MATERIAL FOR THIS TASK:
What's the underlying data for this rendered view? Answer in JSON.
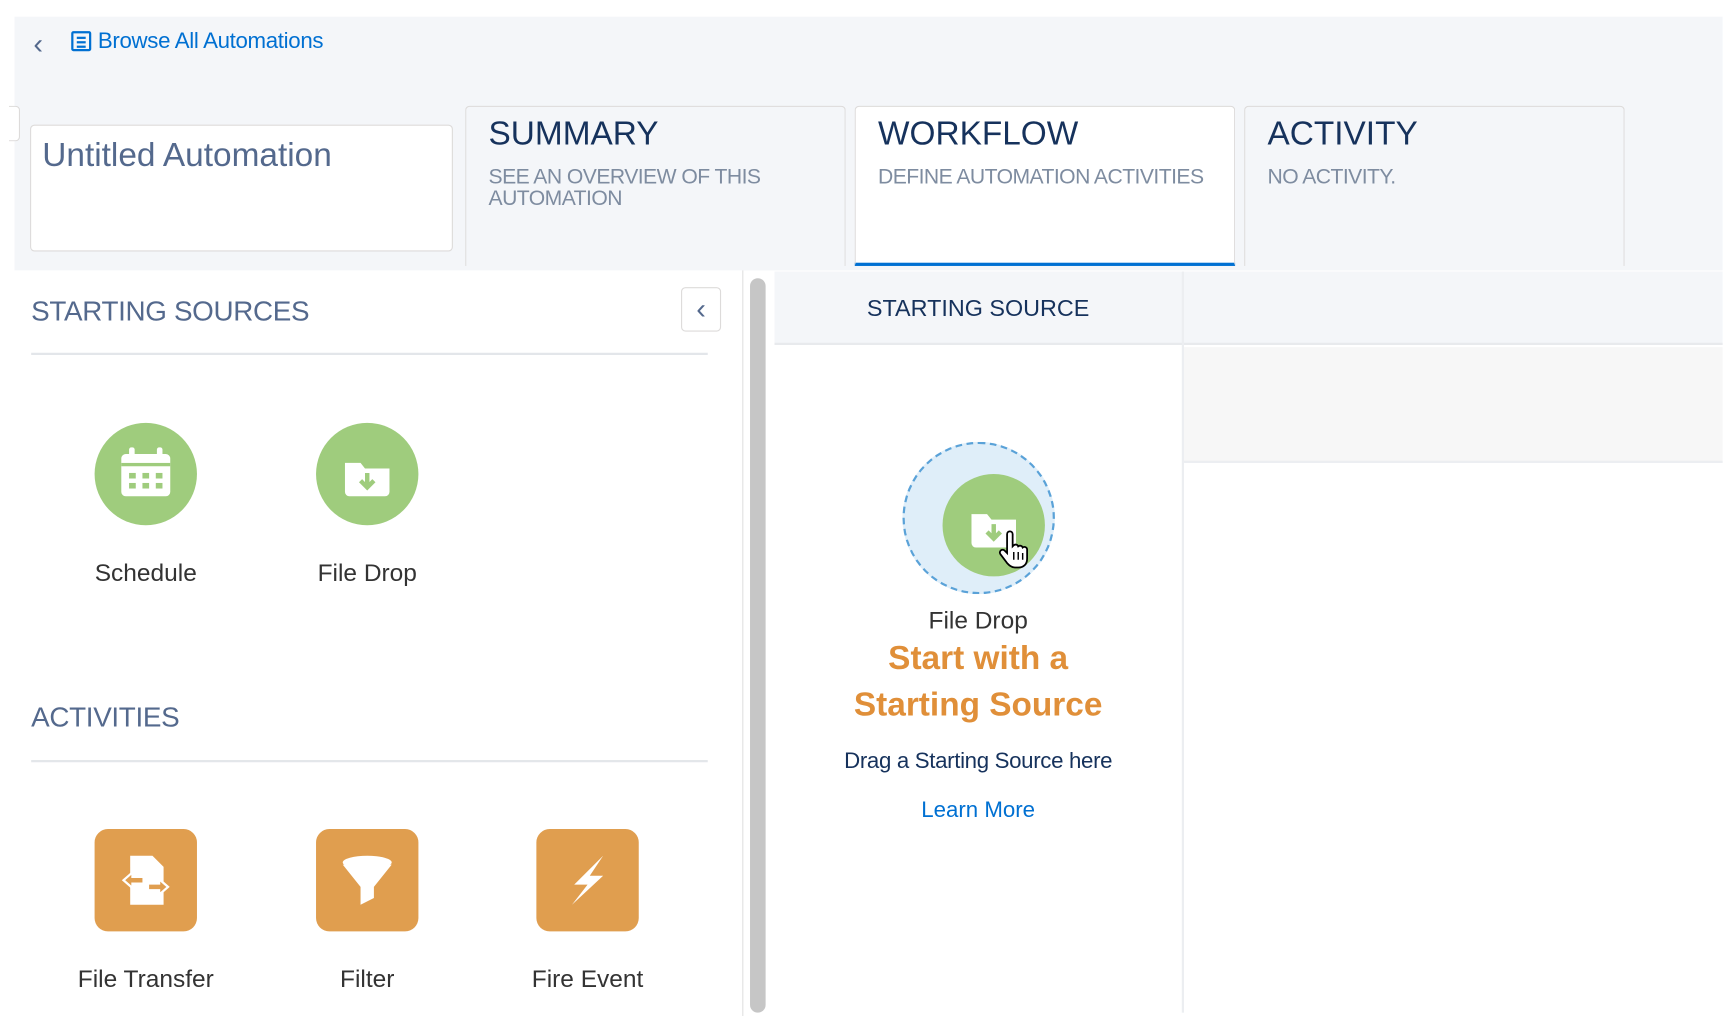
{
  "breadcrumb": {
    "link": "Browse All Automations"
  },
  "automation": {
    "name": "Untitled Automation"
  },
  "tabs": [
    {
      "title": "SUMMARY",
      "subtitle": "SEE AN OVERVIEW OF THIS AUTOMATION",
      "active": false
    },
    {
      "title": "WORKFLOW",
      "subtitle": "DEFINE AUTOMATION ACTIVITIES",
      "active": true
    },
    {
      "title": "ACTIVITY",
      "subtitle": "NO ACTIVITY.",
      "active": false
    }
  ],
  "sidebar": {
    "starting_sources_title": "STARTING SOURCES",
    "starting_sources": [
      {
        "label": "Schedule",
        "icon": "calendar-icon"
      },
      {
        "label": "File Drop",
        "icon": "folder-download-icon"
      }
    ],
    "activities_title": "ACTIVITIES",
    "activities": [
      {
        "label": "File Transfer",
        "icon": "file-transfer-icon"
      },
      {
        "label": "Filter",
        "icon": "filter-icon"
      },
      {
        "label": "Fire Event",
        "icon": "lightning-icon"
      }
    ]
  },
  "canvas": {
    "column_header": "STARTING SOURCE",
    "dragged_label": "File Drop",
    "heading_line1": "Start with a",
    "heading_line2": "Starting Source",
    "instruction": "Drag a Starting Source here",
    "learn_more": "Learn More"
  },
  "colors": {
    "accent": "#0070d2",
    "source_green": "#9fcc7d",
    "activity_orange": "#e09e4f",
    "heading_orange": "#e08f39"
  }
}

TASK GOAL: Copy out the lines in which the string "subtitle" appears.

ANSWER TO THE PROBLEM:
      "subtitle": "SEE AN OVERVIEW OF THIS AUTOMATION",
      "subtitle": "DEFINE AUTOMATION ACTIVITIES",
      "subtitle": "NO ACTIVITY.",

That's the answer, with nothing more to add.